_EXERCISE DETAILS_. Continue the fact check about Germany's supposed coronavirus bill to China from where it stops.

_EXCERPT TO READ_.
Fact check: Did Germany actually send China a €130bn bill for Coronavirus damages?

The German government did not send any bill to China for coronavirus damages. It was in fact a newspaper's estimate

Germany bill report
Twitter

A news article with the title "Germany sends China £130 billion bill for coronavirus damages," went viral on social media. Express.co.uk published the article with a picture of Angela Merkel, the chancellor of Germany.

The fact is that Germany never issued any such bill to China. Instead, Germany's leading newspaper Bild put out a report on April 15 that China owes a £130 billion bill for coronavirus damages.

The newspaper stated under the line, "What China owes us," along with an itemized invoice with details €24 billion for loss of tourism revenue, €7.2 billion for loss of German film industry, €1 million per hour in costs for Lufthansa, and €50 billion for loss of profits for German small businesses. The total went up to €149 billion. Of this, it billed £130 billion for China, blaming it for the spread of the coronavirus.

Bild is a tabloid–style newspaper in a broadsheet format. It has the sixteenth-largest circulation worldwide. But the newspaper is reportedly known for being notorious for its mix of gossip, inflammatory language, and sensationalism.

The Express.co.uk report too was based on this and after it was widely circulated on social media, netizens demanded that India too send an invoice for £300 billion to China for the losses the country has suffered due to the coronavirus.

_AVAILABLE DATA_.
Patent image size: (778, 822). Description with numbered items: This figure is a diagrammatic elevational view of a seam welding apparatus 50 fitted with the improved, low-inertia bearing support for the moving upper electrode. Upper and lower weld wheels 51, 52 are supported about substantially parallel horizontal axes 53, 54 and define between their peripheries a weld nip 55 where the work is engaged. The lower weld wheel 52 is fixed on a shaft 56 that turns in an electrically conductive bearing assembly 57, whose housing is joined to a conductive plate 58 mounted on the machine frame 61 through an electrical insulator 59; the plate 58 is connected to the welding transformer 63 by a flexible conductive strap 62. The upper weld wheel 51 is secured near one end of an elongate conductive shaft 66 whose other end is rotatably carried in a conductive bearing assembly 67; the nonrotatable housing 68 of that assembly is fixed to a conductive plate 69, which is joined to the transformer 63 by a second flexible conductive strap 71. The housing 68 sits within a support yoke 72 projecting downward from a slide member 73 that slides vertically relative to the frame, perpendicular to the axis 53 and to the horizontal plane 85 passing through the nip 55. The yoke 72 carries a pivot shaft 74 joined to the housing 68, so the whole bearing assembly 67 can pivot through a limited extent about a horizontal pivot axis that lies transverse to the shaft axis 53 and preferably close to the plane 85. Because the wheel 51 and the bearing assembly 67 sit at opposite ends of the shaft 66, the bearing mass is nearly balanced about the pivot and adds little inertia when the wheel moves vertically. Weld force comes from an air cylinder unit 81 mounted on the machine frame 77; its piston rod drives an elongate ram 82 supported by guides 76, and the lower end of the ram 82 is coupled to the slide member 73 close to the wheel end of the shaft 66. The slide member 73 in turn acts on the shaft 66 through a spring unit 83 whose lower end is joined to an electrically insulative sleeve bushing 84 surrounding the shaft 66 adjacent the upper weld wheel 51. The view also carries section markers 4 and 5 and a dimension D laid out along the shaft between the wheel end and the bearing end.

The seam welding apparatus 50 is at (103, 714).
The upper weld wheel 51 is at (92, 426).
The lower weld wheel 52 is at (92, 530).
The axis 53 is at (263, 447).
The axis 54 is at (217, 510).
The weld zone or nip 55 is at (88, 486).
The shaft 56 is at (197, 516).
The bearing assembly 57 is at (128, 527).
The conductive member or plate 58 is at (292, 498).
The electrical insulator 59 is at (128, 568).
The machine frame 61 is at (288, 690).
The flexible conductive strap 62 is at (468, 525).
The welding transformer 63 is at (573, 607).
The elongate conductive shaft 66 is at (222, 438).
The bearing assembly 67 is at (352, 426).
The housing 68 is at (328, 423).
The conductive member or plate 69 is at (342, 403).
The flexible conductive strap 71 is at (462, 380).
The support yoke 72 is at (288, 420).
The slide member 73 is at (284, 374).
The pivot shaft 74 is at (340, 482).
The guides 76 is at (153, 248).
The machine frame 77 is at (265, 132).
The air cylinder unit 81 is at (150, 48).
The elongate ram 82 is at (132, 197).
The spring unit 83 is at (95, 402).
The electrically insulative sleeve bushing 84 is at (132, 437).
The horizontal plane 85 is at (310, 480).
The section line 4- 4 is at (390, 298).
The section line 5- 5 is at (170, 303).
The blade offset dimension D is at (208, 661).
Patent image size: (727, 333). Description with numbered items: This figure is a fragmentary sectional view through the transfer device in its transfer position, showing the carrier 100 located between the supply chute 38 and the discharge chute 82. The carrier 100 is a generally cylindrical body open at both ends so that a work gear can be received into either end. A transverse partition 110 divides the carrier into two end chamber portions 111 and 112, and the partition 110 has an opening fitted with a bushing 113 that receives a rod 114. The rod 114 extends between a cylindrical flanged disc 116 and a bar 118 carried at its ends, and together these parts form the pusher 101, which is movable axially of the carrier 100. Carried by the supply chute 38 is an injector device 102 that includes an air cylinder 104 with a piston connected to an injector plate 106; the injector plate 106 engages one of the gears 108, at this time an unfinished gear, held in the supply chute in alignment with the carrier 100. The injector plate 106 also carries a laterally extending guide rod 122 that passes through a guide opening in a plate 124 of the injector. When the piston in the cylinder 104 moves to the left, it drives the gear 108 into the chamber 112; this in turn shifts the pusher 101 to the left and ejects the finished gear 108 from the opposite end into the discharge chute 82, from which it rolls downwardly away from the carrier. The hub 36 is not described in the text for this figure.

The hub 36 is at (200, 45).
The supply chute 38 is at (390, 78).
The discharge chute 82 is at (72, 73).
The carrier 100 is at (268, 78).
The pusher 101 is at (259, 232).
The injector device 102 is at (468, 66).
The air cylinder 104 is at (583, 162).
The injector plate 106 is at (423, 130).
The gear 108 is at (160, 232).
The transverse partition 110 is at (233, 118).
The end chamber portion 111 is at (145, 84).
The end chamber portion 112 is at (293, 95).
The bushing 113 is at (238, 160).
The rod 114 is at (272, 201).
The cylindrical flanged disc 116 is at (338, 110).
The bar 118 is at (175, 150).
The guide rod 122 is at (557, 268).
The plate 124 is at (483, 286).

_WRITTEN ANSWER_.
A Twitter user with a verified account wrote: "Germany sends Invoice of $130 billion to Beijing for damages due #coronavirus pandemic. 1st Nation to do so. BRAVO@realDonaldTrump @narendramodi #WorldLeaders. World MUST unite, hold #China accountable for mass massacre. Take action against #WHO head."

Germany bill
Twitter @sikka_harinder

The report in Express.co.uk had a clarification inside the article stating that the German government had not estimated the coronavirus damages but the 'Bild' had.

Reacting to the Bild invoice, the Chinese embassy in Berlin said the report stirs up nationalism, prejudice, xenophobia, and hostility to China.

The next day, (April 16), the Bild's Editor-in-chief Julian Reichelt penned an open letter to Chinese President Xi Jinping in the form of an editorial and questioned how the country could maintain tight restrictions on its political prisoners while allegedly being so lax with its safety standards at its virology lab in Wuhan.

He also accused China of keeping the world in the dark about the coronavirus spread. He wrote: "When you, your government and your scientists had known long ago that the coronavirus is transmitted from person to person, you left the world in the dark."